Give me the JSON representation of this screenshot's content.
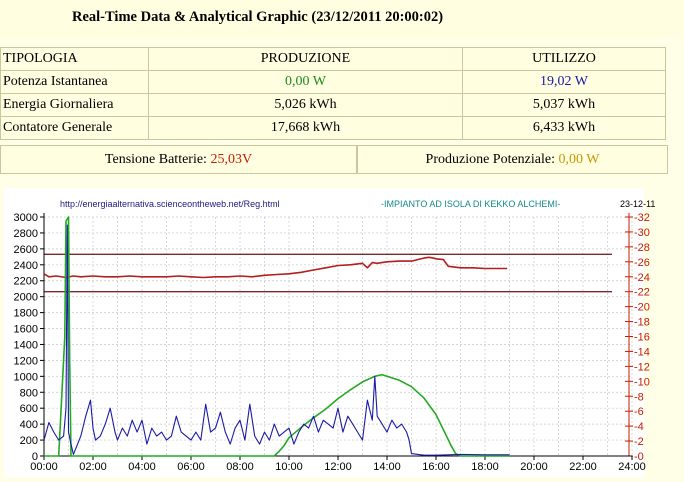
{
  "title": "Real-Time Data & Analytical Graphic (23/12/2011 20:00:02)",
  "table": {
    "headers": [
      "TIPOLOGIA",
      "PRODUZIONE",
      "UTILIZZO"
    ],
    "rows": [
      {
        "label": "Potenza Istantanea",
        "prod": "0,00 W",
        "util": "19,02 W"
      },
      {
        "label": "Energia Giornaliera",
        "prod": "5,026 kWh",
        "util": "5,037 kWh"
      },
      {
        "label": "Contatore Generale",
        "prod": "17,668 kWh",
        "util": "6,433 kWh"
      }
    ]
  },
  "battery": {
    "voltage_label": "Tensione Batterie: ",
    "voltage_value": "25,03V",
    "potential_label": "Produzione Potenziale: ",
    "potential_value": "0,00 W"
  },
  "colors": {
    "production_green": "#1a8c1a",
    "usage_blue": "#1a1aa8",
    "voltage_red": "#c81c00",
    "potential_gold": "#c89600"
  },
  "chart_data": {
    "type": "line",
    "header_left": "http://energiaalternativa.scienceontheweb.net/Reg.html",
    "header_center": "-IMPIANTO AD ISOLA DI KEKKO ALCHEMI-",
    "header_right": "23-12-11",
    "x_ticks": [
      "00:00",
      "02:00",
      "04:00",
      "06:00",
      "08:00",
      "10:00",
      "12:00",
      "14:00",
      "16:00",
      "18:00",
      "20:00",
      "22:00",
      "24:00"
    ],
    "y_left_ticks": [
      "0",
      "200",
      "400",
      "600",
      "800",
      "1000",
      "1200",
      "1400",
      "1600",
      "1800",
      "2000",
      "2200",
      "2400",
      "2600",
      "2800",
      "3000"
    ],
    "y_right_ticks": [
      "0",
      "2",
      "4",
      "6",
      "8",
      "10",
      "12",
      "14",
      "16",
      "18",
      "20",
      "22",
      "24",
      "26",
      "28",
      "30",
      "32"
    ],
    "x_range_hours": [
      0,
      24
    ],
    "y_left_range": [
      0,
      3000
    ],
    "y_right_range": [
      0,
      32
    ],
    "grid": true,
    "reference_lines_right_axis": [
      22,
      27
    ],
    "series": [
      {
        "axis": "right",
        "color": "#b41e1e",
        "x": [
          0.0,
          0.2,
          0.5,
          0.9,
          1.2,
          1.5,
          2.0,
          2.5,
          3.0,
          3.5,
          4.0,
          4.5,
          5.0,
          5.5,
          6.0,
          6.5,
          7.0,
          7.5,
          8.0,
          8.5,
          9.0,
          9.5,
          10.0,
          10.5,
          11.0,
          11.5,
          12.0,
          12.5,
          13.0,
          13.2,
          13.4,
          13.6,
          14.0,
          14.5,
          15.0,
          15.5,
          15.7,
          15.9,
          16.0,
          16.3,
          16.5,
          17.0,
          17.5,
          18.0,
          18.5,
          18.9
        ],
        "values": [
          24.4,
          24.0,
          24.1,
          23.9,
          24.1,
          24.0,
          24.1,
          24.0,
          24.0,
          24.1,
          24.0,
          24.0,
          24.0,
          24.1,
          24.0,
          23.9,
          24.0,
          24.0,
          24.1,
          24.0,
          24.2,
          24.3,
          24.4,
          24.6,
          24.9,
          25.2,
          25.5,
          25.6,
          25.8,
          25.2,
          25.9,
          25.8,
          26.0,
          26.1,
          26.1,
          26.5,
          26.6,
          26.5,
          26.4,
          26.3,
          25.4,
          25.2,
          25.2,
          25.1,
          25.1,
          25.1
        ]
      },
      {
        "axis": "left",
        "color": "#22aa22",
        "x": [
          0.0,
          0.6,
          0.85,
          0.9,
          1.0,
          1.05,
          1.1,
          9.4,
          9.6,
          9.8,
          10.0,
          10.5,
          11.0,
          11.5,
          12.0,
          12.5,
          13.0,
          13.5,
          13.8,
          14.0,
          14.5,
          15.0,
          15.5,
          16.0,
          16.3,
          16.6,
          16.8,
          17.0,
          19.0
        ],
        "values": [
          0,
          0,
          1500,
          2950,
          3000,
          1200,
          0,
          0,
          60,
          130,
          230,
          360,
          480,
          590,
          720,
          830,
          930,
          1000,
          1020,
          1000,
          950,
          870,
          730,
          520,
          330,
          140,
          30,
          0,
          0
        ]
      },
      {
        "axis": "left",
        "color": "#1a1aa8",
        "x": [
          0.0,
          0.2,
          0.4,
          0.6,
          0.8,
          0.9,
          0.95,
          1.0,
          1.1,
          1.2,
          1.5,
          1.7,
          1.9,
          2.0,
          2.1,
          2.3,
          2.5,
          2.7,
          2.9,
          3.0,
          3.2,
          3.4,
          3.6,
          3.8,
          4.0,
          4.2,
          4.4,
          4.6,
          4.8,
          5.0,
          5.2,
          5.4,
          5.6,
          5.8,
          6.0,
          6.2,
          6.4,
          6.6,
          6.8,
          7.0,
          7.2,
          7.4,
          7.6,
          7.8,
          8.0,
          8.2,
          8.4,
          8.6,
          8.8,
          9.0,
          9.2,
          9.4,
          9.6,
          9.8,
          10.0,
          10.2,
          10.4,
          10.6,
          10.8,
          11.0,
          11.2,
          11.4,
          11.6,
          11.8,
          12.0,
          12.2,
          12.4,
          12.6,
          12.8,
          13.0,
          13.2,
          13.4,
          13.5,
          13.6,
          13.8,
          14.0,
          14.2,
          14.4,
          14.6,
          14.8,
          14.9,
          15.0,
          15.5,
          16.0,
          17.0,
          18.0,
          19.0
        ],
        "values": [
          200,
          420,
          300,
          200,
          250,
          600,
          2900,
          300,
          150,
          20,
          250,
          500,
          700,
          350,
          200,
          250,
          400,
          600,
          300,
          200,
          350,
          250,
          450,
          300,
          450,
          150,
          350,
          250,
          300,
          200,
          250,
          500,
          300,
          250,
          200,
          300,
          200,
          650,
          300,
          350,
          550,
          300,
          150,
          350,
          450,
          200,
          650,
          250,
          150,
          300,
          200,
          400,
          250,
          300,
          350,
          150,
          300,
          400,
          350,
          500,
          300,
          450,
          400,
          350,
          600,
          300,
          500,
          400,
          300,
          200,
          700,
          450,
          1000,
          500,
          400,
          300,
          450,
          350,
          400,
          300,
          200,
          30,
          10,
          10,
          20,
          15,
          15
        ]
      }
    ]
  }
}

=== Requirements ===
Reproduce all the entries that precede this task, word for word, minus any pictures.

=== Written solution ===
Give me the JSON representation of this screenshot's content.
{
  "title": "Real-Time Data & Analytical Graphic (23/12/2011 20:00:02)",
  "table": {
    "headers": [
      "TIPOLOGIA",
      "PRODUZIONE",
      "UTILIZZO"
    ],
    "rows": [
      {
        "label": "Potenza Istantanea",
        "prod": "0,00 W",
        "util": "19,02 W"
      },
      {
        "label": "Energia Giornaliera",
        "prod": "5,026 kWh",
        "util": "5,037 kWh"
      },
      {
        "label": "Contatore Generale",
        "prod": "17,668 kWh",
        "util": "6,433 kWh"
      }
    ]
  },
  "battery": {
    "voltage_label": "Tensione Batterie: ",
    "voltage_value": "25,03V",
    "potential_label": "Produzione Potenziale: ",
    "potential_value": "0,00 W"
  },
  "colors": {
    "production_green": "#1a8c1a",
    "usage_blue": "#1a1aa8",
    "voltage_red": "#c81c00",
    "potential_gold": "#c89600"
  },
  "chart_data": {
    "type": "line",
    "header_left": "http://energiaalternativa.scienceontheweb.net/Reg.html",
    "header_center": "-IMPIANTO AD ISOLA DI KEKKO ALCHEMI-",
    "header_right": "23-12-11",
    "x_ticks": [
      "00:00",
      "02:00",
      "04:00",
      "06:00",
      "08:00",
      "10:00",
      "12:00",
      "14:00",
      "16:00",
      "18:00",
      "20:00",
      "22:00",
      "24:00"
    ],
    "y_left_ticks": [
      "0",
      "200",
      "400",
      "600",
      "800",
      "1000",
      "1200",
      "1400",
      "1600",
      "1800",
      "2000",
      "2200",
      "2400",
      "2600",
      "2800",
      "3000"
    ],
    "y_right_ticks": [
      "0",
      "2",
      "4",
      "6",
      "8",
      "10",
      "12",
      "14",
      "16",
      "18",
      "20",
      "22",
      "24",
      "26",
      "28",
      "30",
      "32"
    ],
    "x_range_hours": [
      0,
      24
    ],
    "y_left_range": [
      0,
      3000
    ],
    "y_right_range": [
      0,
      32
    ],
    "grid": true,
    "reference_lines_right_axis": [
      22,
      27
    ],
    "series": [
      {
        "axis": "right",
        "color": "#b41e1e",
        "x": [
          0.0,
          0.2,
          0.5,
          0.9,
          1.2,
          1.5,
          2.0,
          2.5,
          3.0,
          3.5,
          4.0,
          4.5,
          5.0,
          5.5,
          6.0,
          6.5,
          7.0,
          7.5,
          8.0,
          8.5,
          9.0,
          9.5,
          10.0,
          10.5,
          11.0,
          11.5,
          12.0,
          12.5,
          13.0,
          13.2,
          13.4,
          13.6,
          14.0,
          14.5,
          15.0,
          15.5,
          15.7,
          15.9,
          16.0,
          16.3,
          16.5,
          17.0,
          17.5,
          18.0,
          18.5,
          18.9
        ],
        "values": [
          24.4,
          24.0,
          24.1,
          23.9,
          24.1,
          24.0,
          24.1,
          24.0,
          24.0,
          24.1,
          24.0,
          24.0,
          24.0,
          24.1,
          24.0,
          23.9,
          24.0,
          24.0,
          24.1,
          24.0,
          24.2,
          24.3,
          24.4,
          24.6,
          24.9,
          25.2,
          25.5,
          25.6,
          25.8,
          25.2,
          25.9,
          25.8,
          26.0,
          26.1,
          26.1,
          26.5,
          26.6,
          26.5,
          26.4,
          26.3,
          25.4,
          25.2,
          25.2,
          25.1,
          25.1,
          25.1
        ]
      },
      {
        "axis": "left",
        "color": "#22aa22",
        "x": [
          0.0,
          0.6,
          0.85,
          0.9,
          1.0,
          1.05,
          1.1,
          9.4,
          9.6,
          9.8,
          10.0,
          10.5,
          11.0,
          11.5,
          12.0,
          12.5,
          13.0,
          13.5,
          13.8,
          14.0,
          14.5,
          15.0,
          15.5,
          16.0,
          16.3,
          16.6,
          16.8,
          17.0,
          19.0
        ],
        "values": [
          0,
          0,
          1500,
          2950,
          3000,
          1200,
          0,
          0,
          60,
          130,
          230,
          360,
          480,
          590,
          720,
          830,
          930,
          1000,
          1020,
          1000,
          950,
          870,
          730,
          520,
          330,
          140,
          30,
          0,
          0
        ]
      },
      {
        "axis": "left",
        "color": "#1a1aa8",
        "x": [
          0.0,
          0.2,
          0.4,
          0.6,
          0.8,
          0.9,
          0.95,
          1.0,
          1.1,
          1.2,
          1.5,
          1.7,
          1.9,
          2.0,
          2.1,
          2.3,
          2.5,
          2.7,
          2.9,
          3.0,
          3.2,
          3.4,
          3.6,
          3.8,
          4.0,
          4.2,
          4.4,
          4.6,
          4.8,
          5.0,
          5.2,
          5.4,
          5.6,
          5.8,
          6.0,
          6.2,
          6.4,
          6.6,
          6.8,
          7.0,
          7.2,
          7.4,
          7.6,
          7.8,
          8.0,
          8.2,
          8.4,
          8.6,
          8.8,
          9.0,
          9.2,
          9.4,
          9.6,
          9.8,
          10.0,
          10.2,
          10.4,
          10.6,
          10.8,
          11.0,
          11.2,
          11.4,
          11.6,
          11.8,
          12.0,
          12.2,
          12.4,
          12.6,
          12.8,
          13.0,
          13.2,
          13.4,
          13.5,
          13.6,
          13.8,
          14.0,
          14.2,
          14.4,
          14.6,
          14.8,
          14.9,
          15.0,
          15.5,
          16.0,
          17.0,
          18.0,
          19.0
        ],
        "values": [
          200,
          420,
          300,
          200,
          250,
          600,
          2900,
          300,
          150,
          20,
          250,
          500,
          700,
          350,
          200,
          250,
          400,
          600,
          300,
          200,
          350,
          250,
          450,
          300,
          450,
          150,
          350,
          250,
          300,
          200,
          250,
          500,
          300,
          250,
          200,
          300,
          200,
          650,
          300,
          350,
          550,
          300,
          150,
          350,
          450,
          200,
          650,
          250,
          150,
          300,
          200,
          400,
          250,
          300,
          350,
          150,
          300,
          400,
          350,
          500,
          300,
          450,
          400,
          350,
          600,
          300,
          500,
          400,
          300,
          200,
          700,
          450,
          1000,
          500,
          400,
          300,
          450,
          350,
          400,
          300,
          200,
          30,
          10,
          10,
          20,
          15,
          15
        ]
      }
    ]
  }
}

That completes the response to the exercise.